Data extracted from a collection
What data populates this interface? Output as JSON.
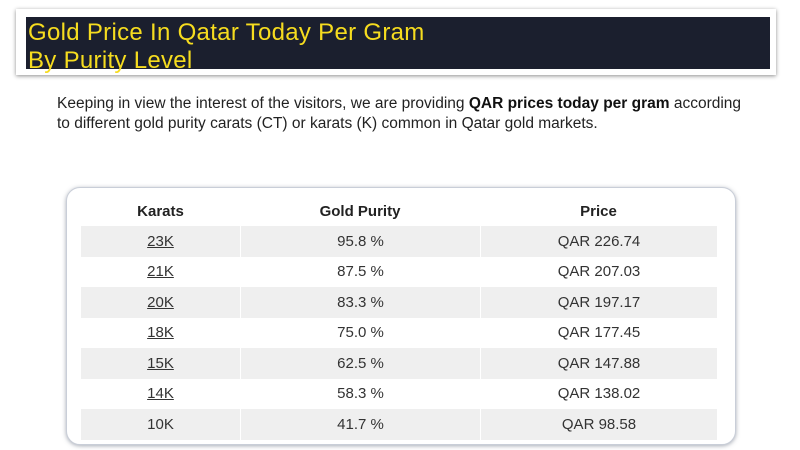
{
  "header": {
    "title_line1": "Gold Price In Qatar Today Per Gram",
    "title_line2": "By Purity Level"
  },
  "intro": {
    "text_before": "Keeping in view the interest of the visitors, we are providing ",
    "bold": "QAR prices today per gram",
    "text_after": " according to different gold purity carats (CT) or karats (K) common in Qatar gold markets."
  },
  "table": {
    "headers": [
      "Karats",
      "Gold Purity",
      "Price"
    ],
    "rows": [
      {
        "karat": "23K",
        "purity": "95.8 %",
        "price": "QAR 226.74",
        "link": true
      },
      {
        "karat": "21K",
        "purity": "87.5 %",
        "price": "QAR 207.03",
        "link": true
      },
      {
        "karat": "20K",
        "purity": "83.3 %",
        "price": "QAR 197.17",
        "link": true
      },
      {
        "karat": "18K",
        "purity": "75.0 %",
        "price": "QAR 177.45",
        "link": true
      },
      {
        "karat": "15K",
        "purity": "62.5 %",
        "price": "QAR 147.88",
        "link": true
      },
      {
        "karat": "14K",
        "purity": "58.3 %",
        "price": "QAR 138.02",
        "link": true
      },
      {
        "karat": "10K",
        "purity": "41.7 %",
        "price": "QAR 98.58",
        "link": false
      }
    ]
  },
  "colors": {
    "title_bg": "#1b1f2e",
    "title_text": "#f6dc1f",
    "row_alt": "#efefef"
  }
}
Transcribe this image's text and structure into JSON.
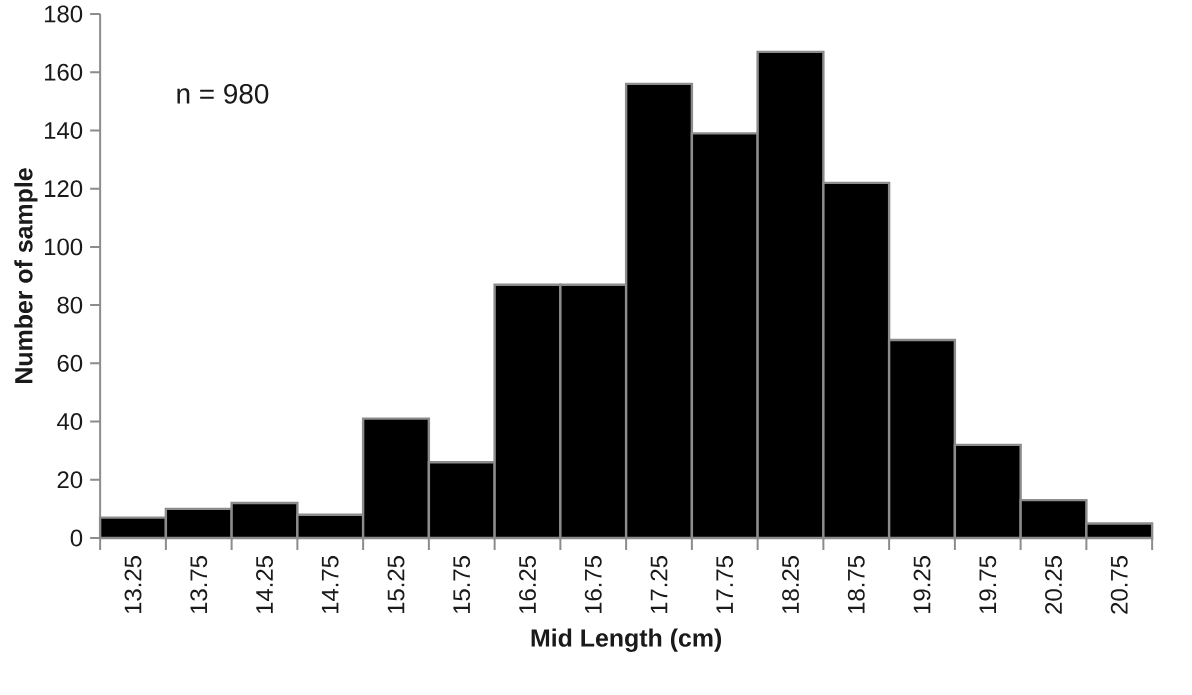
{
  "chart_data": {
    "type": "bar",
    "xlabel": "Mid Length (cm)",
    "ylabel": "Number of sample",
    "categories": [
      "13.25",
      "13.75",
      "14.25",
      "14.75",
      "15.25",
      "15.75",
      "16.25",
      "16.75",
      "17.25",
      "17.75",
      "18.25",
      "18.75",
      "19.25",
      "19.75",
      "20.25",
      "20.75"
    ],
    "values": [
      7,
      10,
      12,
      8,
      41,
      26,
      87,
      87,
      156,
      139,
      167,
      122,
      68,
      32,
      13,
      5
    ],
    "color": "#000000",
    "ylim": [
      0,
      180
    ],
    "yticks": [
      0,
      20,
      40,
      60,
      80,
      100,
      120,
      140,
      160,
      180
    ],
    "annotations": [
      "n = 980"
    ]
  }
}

Task prompt
Excluding pictures, copy exactly the lines from the line containing "Transcribe this image's" through the last line of the data, inclusive.

Task solution
Transcribe this image's text and structure into JSON.
{
  "chart_data": {
    "type": "bar",
    "xlabel": "Mid Length (cm)",
    "ylabel": "Number of sample",
    "categories": [
      "13.25",
      "13.75",
      "14.25",
      "14.75",
      "15.25",
      "15.75",
      "16.25",
      "16.75",
      "17.25",
      "17.75",
      "18.25",
      "18.75",
      "19.25",
      "19.75",
      "20.25",
      "20.75"
    ],
    "values": [
      7,
      10,
      12,
      8,
      41,
      26,
      87,
      87,
      156,
      139,
      167,
      122,
      68,
      32,
      13,
      5
    ],
    "color": "#000000",
    "ylim": [
      0,
      180
    ],
    "yticks": [
      0,
      20,
      40,
      60,
      80,
      100,
      120,
      140,
      160,
      180
    ],
    "annotations": [
      "n = 980"
    ]
  }
}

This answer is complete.